> Direction
Among the records below, find each line that includes the string "Memory" and copy it.

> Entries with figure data
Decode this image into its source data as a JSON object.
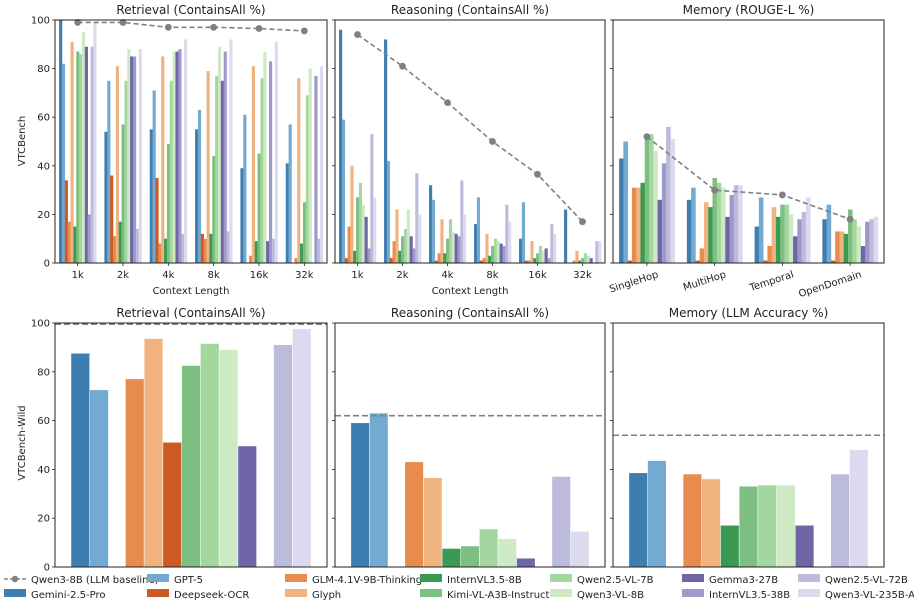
{
  "figure": {
    "row_labels": [
      "VTCBench",
      "VTCBench-Wild"
    ],
    "shared_xlabel": "Context Length"
  },
  "colors": {
    "Gemini-2.5-Pro": "#3d7db0",
    "GPT-5": "#72aad2",
    "Deepseek-OCR": "#cc5a24",
    "GLM-4.1V-9B-Thinking": "#e88c4e",
    "Glyph": "#f0b27e",
    "InternVL3.5-8B": "#3a9a52",
    "Kimi-VL-A3B-Instruct": "#7dbf80",
    "Qwen2.5-VL-7B": "#a4d6a0",
    "Qwen3-VL-8B": "#cdeac4",
    "Gemma3-27B": "#6f66a8",
    "InternVL3.5-38B": "#9e99c8",
    "Qwen2.5-VL-72B": "#bdbbdb",
    "Qwen3-VL-235B-A22B": "#dcdaee",
    "baseline": "#808080"
  },
  "legend": {
    "position": "bottom",
    "columns": [
      [
        "Qwen3-8B (LLM baseline)",
        "Gemini-2.5-Pro"
      ],
      [
        "GPT-5",
        "Deepseek-OCR"
      ],
      [
        "GLM-4.1V-9B-Thinking",
        "Glyph"
      ],
      [
        "InternVL3.5-8B",
        "Kimi-VL-A3B-Instruct"
      ],
      [
        "Qwen2.5-VL-7B",
        "Qwen3-VL-8B"
      ],
      [
        "Gemma3-27B",
        "InternVL3.5-38B"
      ],
      [
        "Qwen2.5-VL-72B",
        "Qwen3-VL-235B-A22B"
      ]
    ]
  },
  "chart_data": [
    {
      "type": "bar",
      "title": "Retrieval (ContainsAll %)",
      "xlabel": "Context Length",
      "ylabel": "VTCBench",
      "ylim": [
        0,
        100
      ],
      "yticks": [
        0,
        20,
        40,
        60,
        80,
        100
      ],
      "categories": [
        "1k",
        "2k",
        "4k",
        "8k",
        "16k",
        "32k"
      ],
      "baseline": {
        "name": "Qwen3-8B (LLM baseline)",
        "style": "dashed-marker",
        "values": [
          99,
          99,
          97,
          97,
          96.5,
          95.5
        ]
      },
      "series": [
        {
          "name": "Gemini-2.5-Pro",
          "values": [
            100,
            54,
            55,
            55,
            39,
            41
          ]
        },
        {
          "name": "GPT-5",
          "values": [
            82,
            75,
            71,
            63,
            61,
            57
          ]
        },
        {
          "name": "Deepseek-OCR",
          "values": [
            34,
            36,
            35,
            12,
            0,
            0
          ]
        },
        {
          "name": "GLM-4.1V-9B-Thinking",
          "values": [
            17,
            11,
            8,
            10,
            3,
            2
          ]
        },
        {
          "name": "Glyph",
          "values": [
            91,
            81,
            85,
            79,
            81,
            76
          ]
        },
        {
          "name": "InternVL3.5-8B",
          "values": [
            15,
            17,
            10,
            12,
            9,
            8
          ]
        },
        {
          "name": "Kimi-VL-A3B-Instruct",
          "values": [
            87,
            57,
            49,
            44,
            45,
            25
          ]
        },
        {
          "name": "Qwen2.5-VL-7B",
          "values": [
            86,
            75,
            75,
            77,
            76,
            69
          ]
        },
        {
          "name": "Qwen3-VL-8B",
          "values": [
            95,
            88,
            87,
            89,
            87,
            80
          ]
        },
        {
          "name": "Gemma3-27B",
          "values": [
            89,
            85,
            87,
            75,
            9,
            0
          ]
        },
        {
          "name": "InternVL3.5-38B",
          "values": [
            20,
            85,
            88,
            87,
            83,
            77
          ]
        },
        {
          "name": "Qwen2.5-VL-72B",
          "values": [
            89,
            14,
            12,
            13,
            10,
            10
          ]
        },
        {
          "name": "Qwen3-VL-235B-A22B",
          "values": [
            99,
            88,
            92,
            92,
            91,
            81
          ]
        }
      ]
    },
    {
      "type": "bar",
      "title": "Reasoning (ContainsAll %)",
      "xlabel": "Context Length",
      "ylim": [
        0,
        100
      ],
      "categories": [
        "1k",
        "2k",
        "4k",
        "8k",
        "16k",
        "32k"
      ],
      "baseline": {
        "name": "Qwen3-8B (LLM baseline)",
        "style": "dashed-marker",
        "values": [
          94,
          81,
          66,
          50,
          36.5,
          17
        ]
      },
      "series": [
        {
          "name": "Gemini-2.5-Pro",
          "values": [
            96,
            92,
            32,
            16,
            10,
            22
          ]
        },
        {
          "name": "GPT-5",
          "values": [
            59,
            42,
            26,
            27,
            25,
            0
          ]
        },
        {
          "name": "Deepseek-OCR",
          "values": [
            2,
            2,
            1,
            1,
            1,
            0
          ]
        },
        {
          "name": "GLM-4.1V-9B-Thinking",
          "values": [
            15,
            9,
            4,
            2,
            1,
            1
          ]
        },
        {
          "name": "Glyph",
          "values": [
            40,
            22,
            18,
            12,
            9,
            5
          ]
        },
        {
          "name": "InternVL3.5-8B",
          "values": [
            5,
            5,
            4,
            3,
            2,
            1
          ]
        },
        {
          "name": "Kimi-VL-A3B-Instruct",
          "values": [
            27,
            11,
            10,
            7,
            4,
            2
          ]
        },
        {
          "name": "Qwen2.5-VL-7B",
          "values": [
            33,
            14,
            18,
            10,
            7,
            4
          ]
        },
        {
          "name": "Qwen3-VL-8B",
          "values": [
            24,
            22,
            13,
            9,
            5,
            3
          ]
        },
        {
          "name": "Gemma3-27B",
          "values": [
            19,
            11,
            12,
            8,
            6,
            2
          ]
        },
        {
          "name": "InternVL3.5-38B",
          "values": [
            6,
            6,
            11,
            7,
            2,
            0
          ]
        },
        {
          "name": "Qwen2.5-VL-72B",
          "values": [
            53,
            37,
            34,
            24,
            16,
            9
          ]
        },
        {
          "name": "Qwen3-VL-235B-A22B",
          "values": [
            27,
            20,
            20,
            17,
            12,
            9
          ]
        }
      ]
    },
    {
      "type": "bar",
      "title": "Memory (ROUGE-L %)",
      "ylim": [
        0,
        100
      ],
      "categories": [
        "SingleHop",
        "MultiHop",
        "Temporal",
        "OpenDomain"
      ],
      "baseline": {
        "name": "Qwen3-8B (LLM baseline)",
        "style": "dashed-marker",
        "values": [
          52,
          30,
          28,
          18
        ]
      },
      "series": [
        {
          "name": "Gemini-2.5-Pro",
          "values": [
            43,
            26,
            15,
            18
          ]
        },
        {
          "name": "GPT-5",
          "values": [
            50,
            31,
            27,
            24
          ]
        },
        {
          "name": "Deepseek-OCR",
          "values": [
            1,
            1,
            1,
            1
          ]
        },
        {
          "name": "GLM-4.1V-9B-Thinking",
          "values": [
            31,
            6,
            7,
            13
          ]
        },
        {
          "name": "Glyph",
          "values": [
            31,
            25,
            23,
            13
          ]
        },
        {
          "name": "InternVL3.5-8B",
          "values": [
            33,
            23,
            19,
            12
          ]
        },
        {
          "name": "Kimi-VL-A3B-Instruct",
          "values": [
            51,
            35,
            24,
            22
          ]
        },
        {
          "name": "Qwen2.5-VL-7B",
          "values": [
            53,
            33,
            24,
            18
          ]
        },
        {
          "name": "Qwen3-VL-8B",
          "values": [
            46,
            31,
            20,
            15
          ]
        },
        {
          "name": "Gemma3-27B",
          "values": [
            26,
            19,
            11,
            7
          ]
        },
        {
          "name": "InternVL3.5-38B",
          "values": [
            41,
            28,
            18,
            17
          ]
        },
        {
          "name": "Qwen2.5-VL-72B",
          "values": [
            56,
            32,
            21,
            18
          ]
        },
        {
          "name": "Qwen3-VL-235B-A22B",
          "values": [
            51,
            32,
            27,
            19
          ]
        }
      ]
    },
    {
      "type": "bar",
      "title": "Retrieval (ContainsAll %)",
      "ylabel": "VTCBench-Wild",
      "ylim": [
        0,
        100
      ],
      "yticks": [
        0,
        20,
        40,
        60,
        80,
        100
      ],
      "baseline": {
        "name": "Qwen3-8B (LLM baseline)",
        "style": "dashed-line",
        "value": 99.5
      },
      "series": [
        {
          "name": "Gemini-2.5-Pro",
          "value": 87.5
        },
        {
          "name": "GPT-5",
          "value": 72.5
        },
        {
          "name": "GLM-4.1V-9B-Thinking",
          "value": 77
        },
        {
          "name": "Glyph",
          "value": 93.5
        },
        {
          "name": "Deepseek-OCR",
          "value": 51
        },
        {
          "name": "Kimi-VL-A3B-Instruct",
          "value": 82.5
        },
        {
          "name": "Qwen2.5-VL-7B",
          "value": 91.5
        },
        {
          "name": "Qwen3-VL-8B",
          "value": 89
        },
        {
          "name": "Gemma3-27B",
          "value": 49.5
        },
        {
          "name": "Qwen2.5-VL-72B",
          "value": 91
        },
        {
          "name": "Qwen3-VL-235B-A22B",
          "value": 97.5
        }
      ]
    },
    {
      "type": "bar",
      "title": "Reasoning (ContainsAll %)",
      "ylim": [
        0,
        100
      ],
      "baseline": {
        "name": "Qwen3-8B (LLM baseline)",
        "style": "dashed-line",
        "value": 62
      },
      "series": [
        {
          "name": "Gemini-2.5-Pro",
          "value": 59
        },
        {
          "name": "GPT-5",
          "value": 63
        },
        {
          "name": "GLM-4.1V-9B-Thinking",
          "value": 43
        },
        {
          "name": "Glyph",
          "value": 36.5
        },
        {
          "name": "InternVL3.5-8B",
          "value": 7.5
        },
        {
          "name": "Kimi-VL-A3B-Instruct",
          "value": 8.5
        },
        {
          "name": "Qwen2.5-VL-7B",
          "value": 15.5
        },
        {
          "name": "Qwen3-VL-8B",
          "value": 11.5
        },
        {
          "name": "Gemma3-27B",
          "value": 3.5
        },
        {
          "name": "Qwen2.5-VL-72B",
          "value": 37
        },
        {
          "name": "Qwen3-VL-235B-A22B",
          "value": 14.5
        }
      ]
    },
    {
      "type": "bar",
      "title": "Memory (LLM Accuracy %)",
      "ylim": [
        0,
        100
      ],
      "baseline": {
        "name": "Qwen3-8B (LLM baseline)",
        "style": "dashed-line",
        "value": 54
      },
      "series": [
        {
          "name": "Gemini-2.5-Pro",
          "value": 38.5
        },
        {
          "name": "GPT-5",
          "value": 43.5
        },
        {
          "name": "GLM-4.1V-9B-Thinking",
          "value": 38
        },
        {
          "name": "Glyph",
          "value": 36
        },
        {
          "name": "InternVL3.5-8B",
          "value": 17
        },
        {
          "name": "Kimi-VL-A3B-Instruct",
          "value": 33
        },
        {
          "name": "Qwen2.5-VL-7B",
          "value": 33.5
        },
        {
          "name": "Qwen3-VL-8B",
          "value": 33.5
        },
        {
          "name": "Gemma3-27B",
          "value": 17
        },
        {
          "name": "Qwen2.5-VL-72B",
          "value": 38
        },
        {
          "name": "Qwen3-VL-235B-A22B",
          "value": 48
        }
      ]
    }
  ]
}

> Answer to the task
      "title": "Memory (ROUGE-L %)",
      "title": "Memory (LLM Accuracy %)",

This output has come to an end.